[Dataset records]
········
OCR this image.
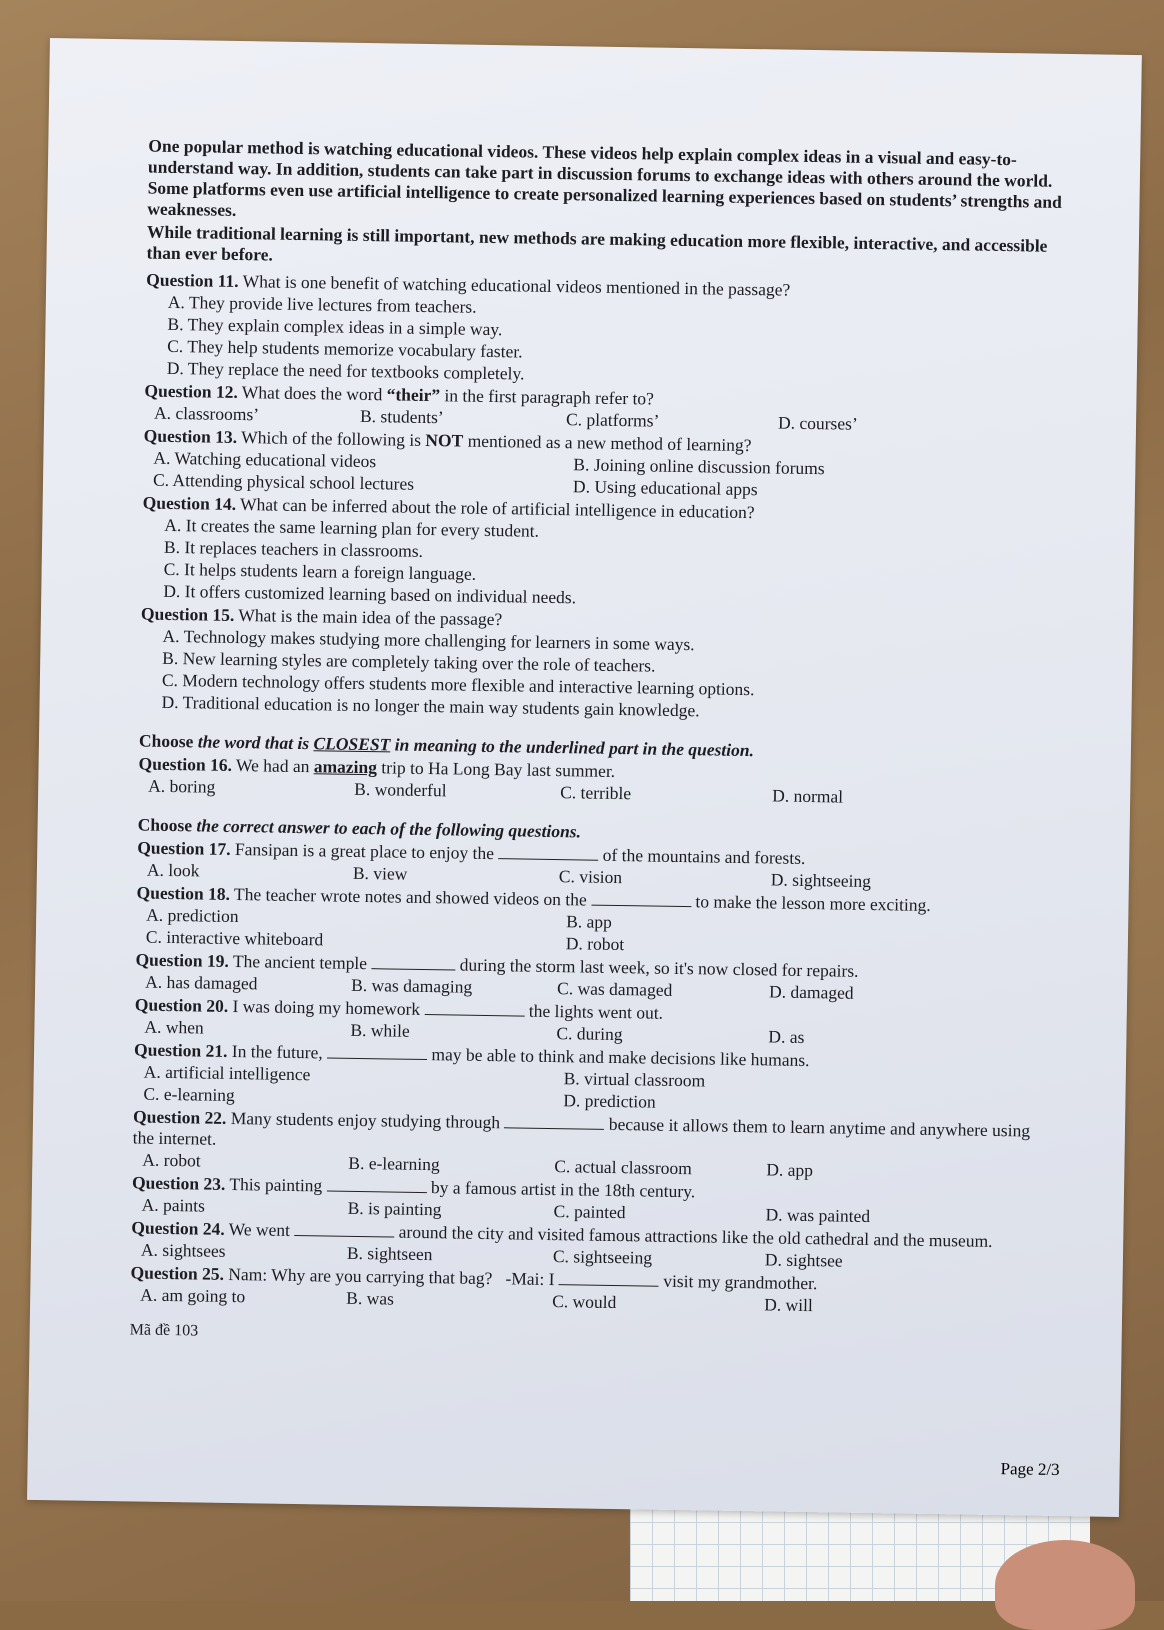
One popular method is watching educational videos. These videos help explain complex ideas in a visual and easy-to-understand way. In addition, students can take part in discussion forums to exchange ideas with others around the world. Some platforms even use artificial intelligence to create personalized learning experiences based on students’ strengths and weaknesses.

While traditional learning is still important, new methods are making education more flexible, interactive, and accessible than ever before.

Question 11. What is one benefit of watching educational videos mentioned in the passage?
A. They provide live lectures from teachers.
B. They explain complex ideas in a simple way.
C. They help students memorize vocabulary faster.
D. They replace the need for textbooks completely.
Question 12. What does the word “their” in the first paragraph refer to?
A. classrooms’	B. students’	C. platforms’	D. courses’
Question 13. Which of the following is NOT mentioned as a new method of learning?
A. Watching educational videos	B. Joining online discussion forums
C. Attending physical school lectures	D. Using educational apps
Question 14. What can be inferred about the role of artificial intelligence in education?
A. It creates the same learning plan for every student.
B. It replaces teachers in classrooms.
C. It helps students learn a foreign language.
D. It offers customized learning based on individual needs.
Question 15. What is the main idea of the passage?
A. Technology makes studying more challenging for learners in some ways.
B. New learning styles are completely taking over the role of teachers.
C. Modern technology offers students more flexible and interactive learning options.
D. Traditional education is no longer the main way students gain knowledge.
Choose the word that is CLOSEST in meaning to the underlined part in the question.
Question 16. We had an amazing trip to Ha Long Bay last summer.
A. boring	B. wonderful	C. terrible	D. normal
Choose the correct answer to each of the following questions.
Question 17. Fansipan is a great place to enjoy the	of the mountains and forests.
A. look	B. view	C. vision	D. sightseeing
Question 18. The teacher wrote notes and showed videos on the	to make the lesson more exciting.
A. prediction	B. app
C. interactive whiteboard	D. robot
Question 19. The ancient temple	during the storm last week, so it's now closed for repairs.
A. has damaged	B. was damaging	C. was damaged	D. damaged
Question 20. I was doing my homework	the lights went out.
A. when	B. while	C. during	D. as
Question 21. In the future,	may be able to think and make decisions like humans.
A. artificial intelligence	B. virtual classroom
C. e-learning	D. prediction
Question 22. Many students enjoy studying through	because it allows them to learn anytime and anywhere using the internet.
A. robot	B. e-learning	C. actual classroom	D. app
Question 23. This painting	by a famous artist in the 18th century.
A. paints	B. is painting	C. painted	D. was painted
Question 24. We went	around the city and visited famous attractions like the old cathedral and the museum.
A. sightsees	B. sightseen	C. sightseeing	D. sightsee
Question 25. Nam: Why are you carrying that bag? -Mai: I	visit my grandmother.
A. am going to	B. was	C. would	D. will
Mã đề 103
Page 2/3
········
_WHAT YOU HAVE TO DO_.
Every entry above is to be set down exactly; the pictures are to be left out.

_TASK SOLUTION_.
OCR this image.
One popular method is watching educational videos. These videos help explain complex ideas in a visual and easy-to-understand way. In addition, students can take part in discussion forums to exchange ideas with others around the world. Some platforms even use artificial intelligence to create personalized learning experiences based on students’ strengths and weaknesses.

While traditional learning is still important, new methods are making education more flexible, interactive, and accessible than ever before.

Question 11. What is one benefit of watching educational videos mentioned in the passage?
A. They provide live lectures from teachers.
B. They explain complex ideas in a simple way.
C. They help students memorize vocabulary faster.
D. They replace the need for textbooks completely.
Question 12. What does the word “their” in the first paragraph refer to?
A. classrooms’	B. students’	C. platforms’	D. courses’
Question 13. Which of the following is NOT mentioned as a new method of learning?
A. Watching educational videos	B. Joining online discussion forums
C. Attending physical school lectures	D. Using educational apps
Question 14. What can be inferred about the role of artificial intelligence in education?
A. It creates the same learning plan for every student.
B. It replaces teachers in classrooms.
C. It helps students learn a foreign language.
D. It offers customized learning based on individual needs.
Question 15. What is the main idea of the passage?
A. Technology makes studying more challenging for learners in some ways.
B. New learning styles are completely taking over the role of teachers.
C. Modern technology offers students more flexible and interactive learning options.
D. Traditional education is no longer the main way students gain knowledge.
Choose the word that is CLOSEST in meaning to the underlined part in the question.
Question 16. We had an amazing trip to Ha Long Bay last summer.
A. boring	B. wonderful	C. terrible	D. normal
Choose the correct answer to each of the following questions.
Question 17. Fansipan is a great place to enjoy the	of the mountains and forests.
A. look	B. view	C. vision	D. sightseeing
Question 18. The teacher wrote notes and showed videos on the	to make the lesson more exciting.
A. prediction	B. app
C. interactive whiteboard	D. robot
Question 19. The ancient temple	during the storm last week, so it's now closed for repairs.
A. has damaged	B. was damaging	C. was damaged	D. damaged
Question 20. I was doing my homework	the lights went out.
A. when	B. while	C. during	D. as
Question 21. In the future,	may be able to think and make decisions like humans.
A. artificial intelligence	B. virtual classroom
C. e-learning	D. prediction
Question 22. Many students enjoy studying through	because it allows them to learn anytime and anywhere using the internet.
A. robot	B. e-learning	C. actual classroom	D. app
Question 23. This painting	by a famous artist in the 18th century.
A. paints	B. is painting	C. painted	D. was painted
Question 24. We went	around the city and visited famous attractions like the old cathedral and the museum.
A. sightsees	B. sightseen	C. sightseeing	D. sightsee
Question 25. Nam: Why are you carrying that bag? -Mai: I	visit my grandmother.
A. am going to	B. was	C. would	D. will
Mã đề 103
Page 2/3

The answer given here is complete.